GIVEN RECORDS —

————

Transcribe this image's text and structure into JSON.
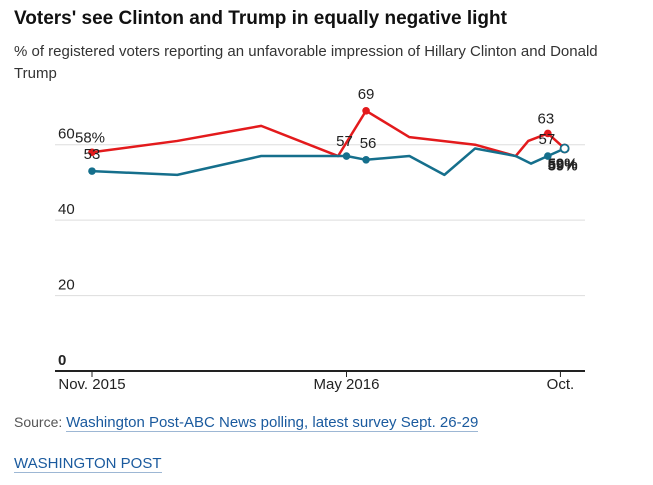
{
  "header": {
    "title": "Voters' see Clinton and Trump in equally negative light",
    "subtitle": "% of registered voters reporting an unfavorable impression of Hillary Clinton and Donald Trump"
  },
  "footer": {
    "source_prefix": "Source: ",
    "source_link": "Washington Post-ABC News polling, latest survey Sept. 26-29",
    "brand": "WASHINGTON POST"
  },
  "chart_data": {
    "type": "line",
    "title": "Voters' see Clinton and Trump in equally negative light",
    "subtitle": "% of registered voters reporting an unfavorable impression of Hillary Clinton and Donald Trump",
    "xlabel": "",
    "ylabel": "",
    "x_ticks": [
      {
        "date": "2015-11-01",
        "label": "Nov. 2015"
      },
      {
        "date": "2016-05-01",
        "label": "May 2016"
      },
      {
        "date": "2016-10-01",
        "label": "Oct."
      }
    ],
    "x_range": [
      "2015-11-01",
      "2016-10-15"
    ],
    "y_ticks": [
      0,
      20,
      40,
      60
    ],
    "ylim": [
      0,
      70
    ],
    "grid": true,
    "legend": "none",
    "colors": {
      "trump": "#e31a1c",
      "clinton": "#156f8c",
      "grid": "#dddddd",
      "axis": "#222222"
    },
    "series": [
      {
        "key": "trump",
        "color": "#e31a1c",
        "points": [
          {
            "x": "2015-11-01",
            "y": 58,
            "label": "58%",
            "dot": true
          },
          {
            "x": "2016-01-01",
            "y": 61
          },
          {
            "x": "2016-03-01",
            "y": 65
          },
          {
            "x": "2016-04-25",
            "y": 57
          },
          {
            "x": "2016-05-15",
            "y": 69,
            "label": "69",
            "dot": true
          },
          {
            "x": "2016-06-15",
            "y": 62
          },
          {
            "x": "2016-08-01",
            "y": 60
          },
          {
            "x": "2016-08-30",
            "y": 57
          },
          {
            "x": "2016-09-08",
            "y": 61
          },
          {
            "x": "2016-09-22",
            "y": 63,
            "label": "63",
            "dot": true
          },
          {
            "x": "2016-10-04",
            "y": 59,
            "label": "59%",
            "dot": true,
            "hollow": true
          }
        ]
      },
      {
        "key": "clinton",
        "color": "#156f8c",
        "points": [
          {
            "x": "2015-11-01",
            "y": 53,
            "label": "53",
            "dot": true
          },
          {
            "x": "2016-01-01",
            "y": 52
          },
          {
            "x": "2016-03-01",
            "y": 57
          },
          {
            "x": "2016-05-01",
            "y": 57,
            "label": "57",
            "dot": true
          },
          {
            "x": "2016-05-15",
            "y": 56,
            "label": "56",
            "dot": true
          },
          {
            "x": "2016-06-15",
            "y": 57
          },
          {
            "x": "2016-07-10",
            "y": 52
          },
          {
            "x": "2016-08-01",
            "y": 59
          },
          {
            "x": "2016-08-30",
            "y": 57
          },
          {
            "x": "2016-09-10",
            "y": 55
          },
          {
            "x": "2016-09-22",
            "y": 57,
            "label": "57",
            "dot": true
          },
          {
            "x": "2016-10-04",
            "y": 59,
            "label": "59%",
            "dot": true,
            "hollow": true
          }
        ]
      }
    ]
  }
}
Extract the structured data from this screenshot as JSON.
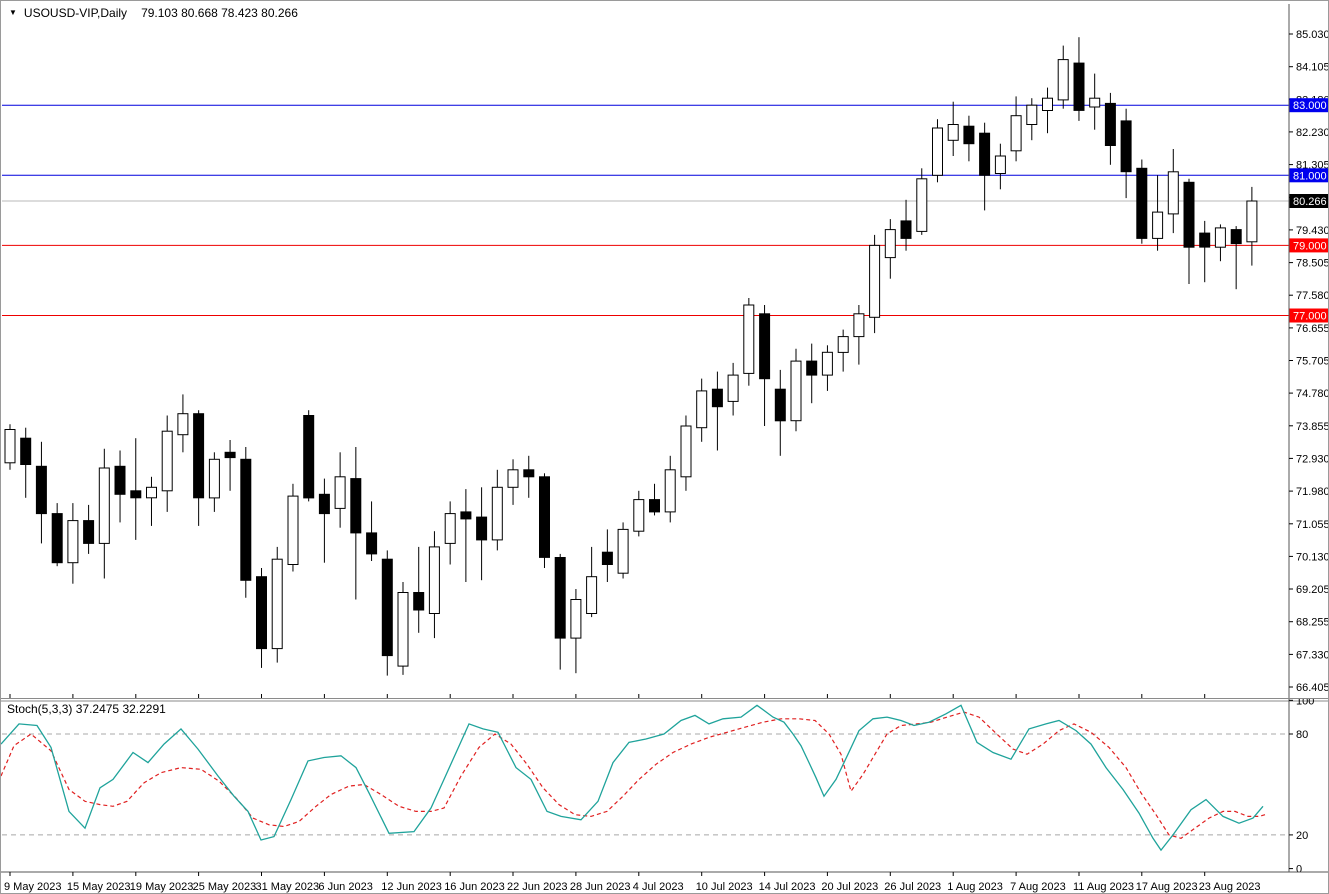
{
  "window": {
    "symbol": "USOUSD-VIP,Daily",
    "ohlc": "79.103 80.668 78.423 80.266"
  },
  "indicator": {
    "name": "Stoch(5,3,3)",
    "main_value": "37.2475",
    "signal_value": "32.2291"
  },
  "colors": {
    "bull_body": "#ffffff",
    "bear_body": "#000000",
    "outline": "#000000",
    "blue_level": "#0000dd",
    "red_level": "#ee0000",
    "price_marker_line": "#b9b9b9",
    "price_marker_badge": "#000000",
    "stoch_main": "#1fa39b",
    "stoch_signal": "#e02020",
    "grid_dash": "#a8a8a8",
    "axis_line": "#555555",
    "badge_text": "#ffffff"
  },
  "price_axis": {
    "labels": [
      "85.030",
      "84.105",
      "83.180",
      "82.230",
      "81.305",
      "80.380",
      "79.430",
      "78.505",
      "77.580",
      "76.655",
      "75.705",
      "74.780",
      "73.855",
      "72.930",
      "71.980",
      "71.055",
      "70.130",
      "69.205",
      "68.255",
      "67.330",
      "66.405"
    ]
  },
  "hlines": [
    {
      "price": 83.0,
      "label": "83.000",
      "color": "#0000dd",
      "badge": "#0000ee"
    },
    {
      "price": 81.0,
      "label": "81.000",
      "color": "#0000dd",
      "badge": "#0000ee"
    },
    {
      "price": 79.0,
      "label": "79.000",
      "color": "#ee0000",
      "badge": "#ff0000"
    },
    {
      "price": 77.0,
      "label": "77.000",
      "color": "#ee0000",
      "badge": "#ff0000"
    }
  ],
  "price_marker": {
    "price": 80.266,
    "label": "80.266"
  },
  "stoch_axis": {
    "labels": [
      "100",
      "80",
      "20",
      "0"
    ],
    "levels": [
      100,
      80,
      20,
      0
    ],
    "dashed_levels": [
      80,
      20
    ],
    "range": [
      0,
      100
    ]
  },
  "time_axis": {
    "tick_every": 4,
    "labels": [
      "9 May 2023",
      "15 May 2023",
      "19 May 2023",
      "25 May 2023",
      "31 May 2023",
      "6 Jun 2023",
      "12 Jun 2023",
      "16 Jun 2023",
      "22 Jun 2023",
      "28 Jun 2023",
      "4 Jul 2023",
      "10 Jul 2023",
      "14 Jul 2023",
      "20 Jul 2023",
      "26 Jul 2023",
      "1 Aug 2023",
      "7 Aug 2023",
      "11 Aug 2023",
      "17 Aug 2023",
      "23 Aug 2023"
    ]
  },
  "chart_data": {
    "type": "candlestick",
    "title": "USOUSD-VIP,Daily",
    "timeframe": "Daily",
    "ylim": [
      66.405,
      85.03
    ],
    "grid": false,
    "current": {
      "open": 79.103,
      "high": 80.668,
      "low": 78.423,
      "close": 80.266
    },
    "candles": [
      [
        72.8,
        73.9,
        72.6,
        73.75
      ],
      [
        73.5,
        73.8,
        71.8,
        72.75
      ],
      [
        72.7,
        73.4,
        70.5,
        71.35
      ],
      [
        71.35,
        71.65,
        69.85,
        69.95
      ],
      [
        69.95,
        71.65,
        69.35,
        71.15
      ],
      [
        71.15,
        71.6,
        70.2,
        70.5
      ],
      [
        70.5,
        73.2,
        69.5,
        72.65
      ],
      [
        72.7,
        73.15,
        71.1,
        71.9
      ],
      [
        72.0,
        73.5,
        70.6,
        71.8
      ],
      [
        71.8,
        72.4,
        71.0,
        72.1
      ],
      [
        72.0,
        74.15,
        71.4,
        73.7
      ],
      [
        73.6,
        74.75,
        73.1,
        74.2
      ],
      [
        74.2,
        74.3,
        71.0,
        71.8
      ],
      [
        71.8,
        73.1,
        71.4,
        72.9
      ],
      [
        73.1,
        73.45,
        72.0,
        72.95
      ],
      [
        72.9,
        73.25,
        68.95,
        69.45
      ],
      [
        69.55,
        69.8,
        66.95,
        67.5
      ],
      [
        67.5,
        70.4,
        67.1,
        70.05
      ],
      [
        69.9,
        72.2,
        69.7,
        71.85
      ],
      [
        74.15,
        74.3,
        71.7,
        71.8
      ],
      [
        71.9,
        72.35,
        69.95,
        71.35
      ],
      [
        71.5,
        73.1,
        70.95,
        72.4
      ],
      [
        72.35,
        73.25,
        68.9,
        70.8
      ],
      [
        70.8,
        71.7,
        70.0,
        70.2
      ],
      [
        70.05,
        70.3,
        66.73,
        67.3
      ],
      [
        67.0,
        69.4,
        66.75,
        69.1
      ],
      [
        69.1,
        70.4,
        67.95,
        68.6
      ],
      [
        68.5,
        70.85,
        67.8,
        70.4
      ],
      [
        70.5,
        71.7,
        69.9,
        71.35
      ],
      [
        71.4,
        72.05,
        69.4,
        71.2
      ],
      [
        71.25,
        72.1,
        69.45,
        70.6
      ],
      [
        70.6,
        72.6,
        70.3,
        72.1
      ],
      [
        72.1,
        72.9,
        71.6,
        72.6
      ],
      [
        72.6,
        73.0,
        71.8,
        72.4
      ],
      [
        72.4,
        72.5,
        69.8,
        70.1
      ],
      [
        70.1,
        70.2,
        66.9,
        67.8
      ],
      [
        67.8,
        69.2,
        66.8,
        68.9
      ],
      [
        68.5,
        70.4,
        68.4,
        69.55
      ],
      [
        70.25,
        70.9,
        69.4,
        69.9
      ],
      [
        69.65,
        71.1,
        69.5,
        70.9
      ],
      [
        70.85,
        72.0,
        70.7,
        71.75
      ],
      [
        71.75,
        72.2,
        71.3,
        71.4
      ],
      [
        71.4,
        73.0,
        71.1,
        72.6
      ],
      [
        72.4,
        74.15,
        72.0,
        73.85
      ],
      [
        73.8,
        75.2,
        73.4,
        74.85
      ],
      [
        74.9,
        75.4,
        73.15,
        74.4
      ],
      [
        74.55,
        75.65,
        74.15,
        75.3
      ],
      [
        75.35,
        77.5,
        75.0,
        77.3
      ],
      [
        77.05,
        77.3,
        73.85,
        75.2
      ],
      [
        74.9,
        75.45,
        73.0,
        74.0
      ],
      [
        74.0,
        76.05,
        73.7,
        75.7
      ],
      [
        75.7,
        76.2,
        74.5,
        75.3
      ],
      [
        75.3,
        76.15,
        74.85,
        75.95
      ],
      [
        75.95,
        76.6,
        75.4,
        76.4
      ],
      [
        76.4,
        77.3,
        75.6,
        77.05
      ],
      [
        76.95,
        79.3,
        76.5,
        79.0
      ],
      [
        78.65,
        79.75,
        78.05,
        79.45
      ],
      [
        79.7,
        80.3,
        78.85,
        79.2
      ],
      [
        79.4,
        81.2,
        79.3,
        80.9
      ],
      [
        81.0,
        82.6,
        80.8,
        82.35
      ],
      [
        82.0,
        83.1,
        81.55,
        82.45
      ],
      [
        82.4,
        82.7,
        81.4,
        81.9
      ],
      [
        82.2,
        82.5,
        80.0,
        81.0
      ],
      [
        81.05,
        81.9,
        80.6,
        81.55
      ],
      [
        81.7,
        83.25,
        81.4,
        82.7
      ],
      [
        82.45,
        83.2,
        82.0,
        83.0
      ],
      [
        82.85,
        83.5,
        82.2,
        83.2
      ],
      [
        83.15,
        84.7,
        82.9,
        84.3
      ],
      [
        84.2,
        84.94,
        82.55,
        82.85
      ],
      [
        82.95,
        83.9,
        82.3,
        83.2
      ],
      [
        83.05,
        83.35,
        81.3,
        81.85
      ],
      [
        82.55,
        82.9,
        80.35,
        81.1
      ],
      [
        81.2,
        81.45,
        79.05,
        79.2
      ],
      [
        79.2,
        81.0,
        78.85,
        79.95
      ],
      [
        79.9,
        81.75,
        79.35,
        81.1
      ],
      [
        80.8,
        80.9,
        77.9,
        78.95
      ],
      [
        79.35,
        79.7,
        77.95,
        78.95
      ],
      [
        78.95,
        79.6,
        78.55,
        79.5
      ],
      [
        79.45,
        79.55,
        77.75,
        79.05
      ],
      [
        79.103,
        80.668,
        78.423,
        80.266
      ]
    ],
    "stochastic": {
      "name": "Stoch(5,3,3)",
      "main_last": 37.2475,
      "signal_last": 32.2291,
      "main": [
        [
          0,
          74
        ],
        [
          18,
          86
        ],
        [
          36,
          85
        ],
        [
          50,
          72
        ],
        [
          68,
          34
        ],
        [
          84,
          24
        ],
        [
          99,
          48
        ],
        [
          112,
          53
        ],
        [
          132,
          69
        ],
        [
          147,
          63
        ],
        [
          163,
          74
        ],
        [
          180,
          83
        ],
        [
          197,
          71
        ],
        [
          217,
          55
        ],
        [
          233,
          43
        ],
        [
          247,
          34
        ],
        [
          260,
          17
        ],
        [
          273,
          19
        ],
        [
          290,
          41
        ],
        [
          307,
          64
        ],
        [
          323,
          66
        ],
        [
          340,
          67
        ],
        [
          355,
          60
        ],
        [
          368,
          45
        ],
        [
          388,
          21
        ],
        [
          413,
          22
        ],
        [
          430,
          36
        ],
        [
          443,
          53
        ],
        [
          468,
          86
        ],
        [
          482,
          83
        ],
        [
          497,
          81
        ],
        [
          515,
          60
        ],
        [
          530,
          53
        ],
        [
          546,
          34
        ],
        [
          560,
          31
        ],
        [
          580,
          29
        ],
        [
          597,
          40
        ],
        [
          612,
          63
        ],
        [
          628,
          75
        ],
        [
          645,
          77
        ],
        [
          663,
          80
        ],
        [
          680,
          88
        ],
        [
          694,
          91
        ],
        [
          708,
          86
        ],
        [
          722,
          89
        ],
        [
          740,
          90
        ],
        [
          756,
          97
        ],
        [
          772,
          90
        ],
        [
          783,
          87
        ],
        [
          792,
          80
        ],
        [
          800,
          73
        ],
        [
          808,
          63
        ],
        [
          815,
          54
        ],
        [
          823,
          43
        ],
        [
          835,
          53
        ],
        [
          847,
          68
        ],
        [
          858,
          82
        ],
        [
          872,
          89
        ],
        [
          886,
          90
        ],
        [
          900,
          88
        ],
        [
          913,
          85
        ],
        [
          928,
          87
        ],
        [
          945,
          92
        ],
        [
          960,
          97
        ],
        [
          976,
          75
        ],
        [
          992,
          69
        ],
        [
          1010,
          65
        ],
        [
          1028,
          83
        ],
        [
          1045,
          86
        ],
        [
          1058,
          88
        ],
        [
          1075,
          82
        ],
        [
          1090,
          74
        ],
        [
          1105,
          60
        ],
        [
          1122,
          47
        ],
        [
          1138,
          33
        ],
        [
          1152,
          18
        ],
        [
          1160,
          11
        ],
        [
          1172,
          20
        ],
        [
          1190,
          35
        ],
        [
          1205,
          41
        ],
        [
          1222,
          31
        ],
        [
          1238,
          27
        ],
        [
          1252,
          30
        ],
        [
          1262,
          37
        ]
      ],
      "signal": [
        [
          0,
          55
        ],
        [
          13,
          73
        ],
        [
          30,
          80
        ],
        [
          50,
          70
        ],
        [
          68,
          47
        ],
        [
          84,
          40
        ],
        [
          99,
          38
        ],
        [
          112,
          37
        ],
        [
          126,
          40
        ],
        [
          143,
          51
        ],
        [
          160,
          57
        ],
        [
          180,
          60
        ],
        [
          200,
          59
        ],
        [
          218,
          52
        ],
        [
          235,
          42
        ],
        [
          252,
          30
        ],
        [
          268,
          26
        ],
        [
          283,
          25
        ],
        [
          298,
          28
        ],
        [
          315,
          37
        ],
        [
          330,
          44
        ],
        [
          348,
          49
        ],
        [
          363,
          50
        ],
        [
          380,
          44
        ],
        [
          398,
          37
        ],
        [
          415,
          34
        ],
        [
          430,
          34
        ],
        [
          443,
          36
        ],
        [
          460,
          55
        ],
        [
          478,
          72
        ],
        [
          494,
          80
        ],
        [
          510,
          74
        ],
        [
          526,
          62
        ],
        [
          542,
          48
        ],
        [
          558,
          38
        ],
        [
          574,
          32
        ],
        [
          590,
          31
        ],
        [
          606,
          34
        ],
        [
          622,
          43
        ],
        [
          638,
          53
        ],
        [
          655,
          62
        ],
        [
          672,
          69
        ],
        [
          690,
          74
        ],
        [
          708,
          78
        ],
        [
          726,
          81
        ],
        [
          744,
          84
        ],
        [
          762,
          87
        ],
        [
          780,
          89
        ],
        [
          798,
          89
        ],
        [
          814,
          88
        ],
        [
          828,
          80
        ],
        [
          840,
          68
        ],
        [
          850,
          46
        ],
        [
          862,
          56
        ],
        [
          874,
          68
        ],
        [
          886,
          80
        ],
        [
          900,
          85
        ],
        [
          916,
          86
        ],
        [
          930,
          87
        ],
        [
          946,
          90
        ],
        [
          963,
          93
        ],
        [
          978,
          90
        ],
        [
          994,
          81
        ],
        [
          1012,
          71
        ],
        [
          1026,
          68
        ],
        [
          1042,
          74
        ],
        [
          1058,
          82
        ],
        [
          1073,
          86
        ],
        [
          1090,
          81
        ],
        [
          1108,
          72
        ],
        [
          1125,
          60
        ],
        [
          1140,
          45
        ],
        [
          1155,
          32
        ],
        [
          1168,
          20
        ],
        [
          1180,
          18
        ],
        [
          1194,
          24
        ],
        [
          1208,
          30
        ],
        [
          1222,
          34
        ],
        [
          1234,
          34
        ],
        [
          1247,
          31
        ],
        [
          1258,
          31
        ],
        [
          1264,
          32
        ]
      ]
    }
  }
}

————

DESCRIPTION OF THE TASK —
Read the entries and show each line that mentions "subtitle".

ANSWER TO THE PROBLEM —
    "subtitle": "% of registered voters reporting an unfavorable impression of Hillary Clinton and Donald Trump"
    "subtitle": "% of registered voters reporting an unfavorable impression of Hillary Clinton and Donald Trump",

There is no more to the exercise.